Return each line of the records holding the string "true".

Dataset entries:
────

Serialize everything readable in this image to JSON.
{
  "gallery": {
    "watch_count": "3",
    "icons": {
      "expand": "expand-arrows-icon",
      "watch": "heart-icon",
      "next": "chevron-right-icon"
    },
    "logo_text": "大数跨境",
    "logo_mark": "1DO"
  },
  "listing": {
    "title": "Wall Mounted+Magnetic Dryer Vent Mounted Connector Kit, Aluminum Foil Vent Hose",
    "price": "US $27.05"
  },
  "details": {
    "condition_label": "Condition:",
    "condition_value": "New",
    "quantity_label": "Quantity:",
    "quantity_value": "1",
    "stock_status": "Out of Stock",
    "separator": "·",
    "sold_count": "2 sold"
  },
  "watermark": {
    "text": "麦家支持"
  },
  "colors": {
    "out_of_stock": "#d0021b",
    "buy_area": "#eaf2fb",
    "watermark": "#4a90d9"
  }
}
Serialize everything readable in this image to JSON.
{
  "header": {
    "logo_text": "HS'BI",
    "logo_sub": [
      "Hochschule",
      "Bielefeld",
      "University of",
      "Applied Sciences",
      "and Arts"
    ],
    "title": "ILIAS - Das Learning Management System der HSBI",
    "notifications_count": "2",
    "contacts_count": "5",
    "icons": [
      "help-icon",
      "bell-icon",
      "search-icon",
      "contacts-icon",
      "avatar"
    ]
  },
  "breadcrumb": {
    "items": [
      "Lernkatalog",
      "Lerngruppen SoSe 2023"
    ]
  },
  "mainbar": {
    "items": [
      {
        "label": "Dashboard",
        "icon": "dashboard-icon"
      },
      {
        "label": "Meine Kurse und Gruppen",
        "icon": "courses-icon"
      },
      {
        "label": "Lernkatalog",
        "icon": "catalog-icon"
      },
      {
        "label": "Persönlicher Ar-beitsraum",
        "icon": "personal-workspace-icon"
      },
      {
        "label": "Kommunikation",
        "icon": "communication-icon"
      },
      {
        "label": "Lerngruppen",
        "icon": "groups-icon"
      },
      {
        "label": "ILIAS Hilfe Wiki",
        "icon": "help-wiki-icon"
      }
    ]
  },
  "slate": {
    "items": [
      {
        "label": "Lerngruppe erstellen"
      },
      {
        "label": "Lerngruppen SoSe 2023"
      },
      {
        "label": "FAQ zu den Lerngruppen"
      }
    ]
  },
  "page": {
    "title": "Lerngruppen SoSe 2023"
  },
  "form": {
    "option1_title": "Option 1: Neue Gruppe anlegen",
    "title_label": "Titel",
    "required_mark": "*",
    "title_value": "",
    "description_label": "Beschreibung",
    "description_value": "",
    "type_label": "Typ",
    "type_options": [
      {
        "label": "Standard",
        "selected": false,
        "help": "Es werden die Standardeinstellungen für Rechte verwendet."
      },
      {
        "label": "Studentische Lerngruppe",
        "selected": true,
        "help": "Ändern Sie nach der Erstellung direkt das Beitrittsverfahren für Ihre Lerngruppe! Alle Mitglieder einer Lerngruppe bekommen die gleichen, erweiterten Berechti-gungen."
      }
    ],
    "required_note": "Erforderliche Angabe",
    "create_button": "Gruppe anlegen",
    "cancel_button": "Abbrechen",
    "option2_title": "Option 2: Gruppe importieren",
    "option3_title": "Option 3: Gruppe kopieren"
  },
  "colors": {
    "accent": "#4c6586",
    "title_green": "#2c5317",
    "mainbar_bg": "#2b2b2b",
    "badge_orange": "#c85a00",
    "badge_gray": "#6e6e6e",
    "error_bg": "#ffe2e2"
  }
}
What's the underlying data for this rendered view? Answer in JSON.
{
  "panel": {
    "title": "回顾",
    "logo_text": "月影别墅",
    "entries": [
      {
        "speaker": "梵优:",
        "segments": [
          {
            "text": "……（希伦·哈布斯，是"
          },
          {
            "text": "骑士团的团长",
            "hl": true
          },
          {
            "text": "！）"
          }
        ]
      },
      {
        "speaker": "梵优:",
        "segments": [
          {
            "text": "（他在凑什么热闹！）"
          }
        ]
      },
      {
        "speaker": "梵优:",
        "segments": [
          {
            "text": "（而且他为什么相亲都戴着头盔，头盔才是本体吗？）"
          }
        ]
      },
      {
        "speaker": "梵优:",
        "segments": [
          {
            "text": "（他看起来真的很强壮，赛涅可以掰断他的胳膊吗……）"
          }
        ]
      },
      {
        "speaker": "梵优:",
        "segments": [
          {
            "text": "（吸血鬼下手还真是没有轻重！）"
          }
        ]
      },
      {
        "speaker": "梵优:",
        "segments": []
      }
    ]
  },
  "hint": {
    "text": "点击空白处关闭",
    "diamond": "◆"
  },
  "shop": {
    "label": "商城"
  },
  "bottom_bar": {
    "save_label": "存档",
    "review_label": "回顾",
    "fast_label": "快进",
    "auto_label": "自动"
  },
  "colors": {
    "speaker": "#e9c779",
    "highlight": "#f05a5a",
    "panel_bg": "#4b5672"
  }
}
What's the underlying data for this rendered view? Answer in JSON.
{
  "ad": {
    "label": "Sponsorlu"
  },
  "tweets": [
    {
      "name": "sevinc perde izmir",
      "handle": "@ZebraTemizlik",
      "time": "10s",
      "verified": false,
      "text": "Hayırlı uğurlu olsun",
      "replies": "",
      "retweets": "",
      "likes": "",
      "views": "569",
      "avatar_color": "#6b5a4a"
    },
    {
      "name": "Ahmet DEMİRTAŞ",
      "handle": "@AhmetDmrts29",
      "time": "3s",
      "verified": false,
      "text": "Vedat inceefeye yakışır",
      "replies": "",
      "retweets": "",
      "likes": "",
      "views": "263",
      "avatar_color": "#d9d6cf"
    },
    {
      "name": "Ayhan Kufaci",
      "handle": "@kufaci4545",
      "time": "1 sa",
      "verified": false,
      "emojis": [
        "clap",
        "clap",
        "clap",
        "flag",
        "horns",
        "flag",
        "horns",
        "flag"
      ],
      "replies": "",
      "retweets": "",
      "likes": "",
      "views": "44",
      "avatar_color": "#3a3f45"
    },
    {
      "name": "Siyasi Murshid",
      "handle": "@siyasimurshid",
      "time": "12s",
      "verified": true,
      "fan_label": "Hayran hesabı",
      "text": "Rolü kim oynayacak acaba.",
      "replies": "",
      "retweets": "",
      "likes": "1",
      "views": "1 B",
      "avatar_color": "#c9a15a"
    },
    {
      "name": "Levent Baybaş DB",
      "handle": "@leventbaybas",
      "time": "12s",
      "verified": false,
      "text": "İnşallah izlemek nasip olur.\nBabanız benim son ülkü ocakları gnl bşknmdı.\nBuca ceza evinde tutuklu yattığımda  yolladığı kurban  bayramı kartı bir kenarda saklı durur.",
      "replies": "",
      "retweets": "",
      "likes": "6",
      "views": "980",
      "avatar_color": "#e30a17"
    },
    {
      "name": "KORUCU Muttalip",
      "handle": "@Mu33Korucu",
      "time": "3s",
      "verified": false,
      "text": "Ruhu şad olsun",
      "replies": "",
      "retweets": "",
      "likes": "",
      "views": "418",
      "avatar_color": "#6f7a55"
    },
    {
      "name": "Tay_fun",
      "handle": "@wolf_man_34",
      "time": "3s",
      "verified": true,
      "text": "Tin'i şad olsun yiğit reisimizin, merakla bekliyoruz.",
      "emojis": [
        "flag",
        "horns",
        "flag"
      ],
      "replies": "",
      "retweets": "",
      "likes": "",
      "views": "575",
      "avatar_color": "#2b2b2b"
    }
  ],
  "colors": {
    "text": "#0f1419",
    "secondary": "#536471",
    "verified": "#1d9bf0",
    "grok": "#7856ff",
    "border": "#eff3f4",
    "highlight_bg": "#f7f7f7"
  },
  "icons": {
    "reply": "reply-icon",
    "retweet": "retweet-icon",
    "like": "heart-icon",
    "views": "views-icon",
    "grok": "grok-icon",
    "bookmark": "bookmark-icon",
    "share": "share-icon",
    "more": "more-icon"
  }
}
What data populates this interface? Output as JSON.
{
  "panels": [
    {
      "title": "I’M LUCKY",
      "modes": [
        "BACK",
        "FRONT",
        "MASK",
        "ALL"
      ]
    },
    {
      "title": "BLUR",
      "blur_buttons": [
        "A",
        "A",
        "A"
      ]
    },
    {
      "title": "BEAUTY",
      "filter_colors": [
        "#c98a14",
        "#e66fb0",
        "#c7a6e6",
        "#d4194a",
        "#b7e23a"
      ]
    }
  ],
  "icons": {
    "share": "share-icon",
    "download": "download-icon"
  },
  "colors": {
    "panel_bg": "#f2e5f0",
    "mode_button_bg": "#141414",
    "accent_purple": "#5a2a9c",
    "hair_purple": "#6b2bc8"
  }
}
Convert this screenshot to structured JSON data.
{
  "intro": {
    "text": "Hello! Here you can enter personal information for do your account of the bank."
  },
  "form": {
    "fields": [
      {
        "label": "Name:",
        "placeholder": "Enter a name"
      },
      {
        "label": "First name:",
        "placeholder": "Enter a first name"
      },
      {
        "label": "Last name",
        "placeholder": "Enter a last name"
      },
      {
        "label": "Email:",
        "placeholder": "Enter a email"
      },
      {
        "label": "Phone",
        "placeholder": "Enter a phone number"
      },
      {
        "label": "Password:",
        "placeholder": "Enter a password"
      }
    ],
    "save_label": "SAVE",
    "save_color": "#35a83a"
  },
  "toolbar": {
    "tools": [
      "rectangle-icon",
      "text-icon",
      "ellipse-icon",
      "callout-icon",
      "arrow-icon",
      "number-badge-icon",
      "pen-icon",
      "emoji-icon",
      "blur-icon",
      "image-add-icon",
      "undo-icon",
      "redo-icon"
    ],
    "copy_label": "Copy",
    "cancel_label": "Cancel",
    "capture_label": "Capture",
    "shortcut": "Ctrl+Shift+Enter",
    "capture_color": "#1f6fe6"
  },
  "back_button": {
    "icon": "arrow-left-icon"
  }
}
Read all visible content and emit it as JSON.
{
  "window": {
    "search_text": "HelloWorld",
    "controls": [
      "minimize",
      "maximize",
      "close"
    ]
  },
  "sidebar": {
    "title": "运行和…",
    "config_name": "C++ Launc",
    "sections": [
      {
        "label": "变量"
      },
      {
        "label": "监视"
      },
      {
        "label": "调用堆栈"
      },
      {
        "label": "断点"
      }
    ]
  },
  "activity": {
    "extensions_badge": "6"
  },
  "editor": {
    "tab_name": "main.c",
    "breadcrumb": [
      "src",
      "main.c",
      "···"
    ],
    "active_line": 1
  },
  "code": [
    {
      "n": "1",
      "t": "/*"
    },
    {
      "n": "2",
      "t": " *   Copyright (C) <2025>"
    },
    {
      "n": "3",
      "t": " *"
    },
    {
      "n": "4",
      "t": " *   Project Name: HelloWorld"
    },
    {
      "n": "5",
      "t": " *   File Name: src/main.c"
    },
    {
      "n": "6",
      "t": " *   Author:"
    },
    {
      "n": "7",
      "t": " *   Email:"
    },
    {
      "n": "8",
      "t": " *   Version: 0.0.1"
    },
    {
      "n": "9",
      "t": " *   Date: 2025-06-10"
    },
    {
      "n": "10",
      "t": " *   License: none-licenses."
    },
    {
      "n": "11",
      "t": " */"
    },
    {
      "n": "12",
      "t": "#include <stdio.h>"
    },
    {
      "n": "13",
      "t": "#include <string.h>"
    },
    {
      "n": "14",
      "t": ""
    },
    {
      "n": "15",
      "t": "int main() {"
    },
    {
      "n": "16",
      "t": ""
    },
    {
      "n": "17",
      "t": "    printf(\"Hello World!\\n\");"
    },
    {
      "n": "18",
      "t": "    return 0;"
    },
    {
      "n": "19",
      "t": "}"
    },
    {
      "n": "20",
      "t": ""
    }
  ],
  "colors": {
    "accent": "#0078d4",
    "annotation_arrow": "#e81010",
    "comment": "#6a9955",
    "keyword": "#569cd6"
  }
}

────

Result for this task:
        "selected": true,
            "hl": true
      "verified": true,
      "verified": true,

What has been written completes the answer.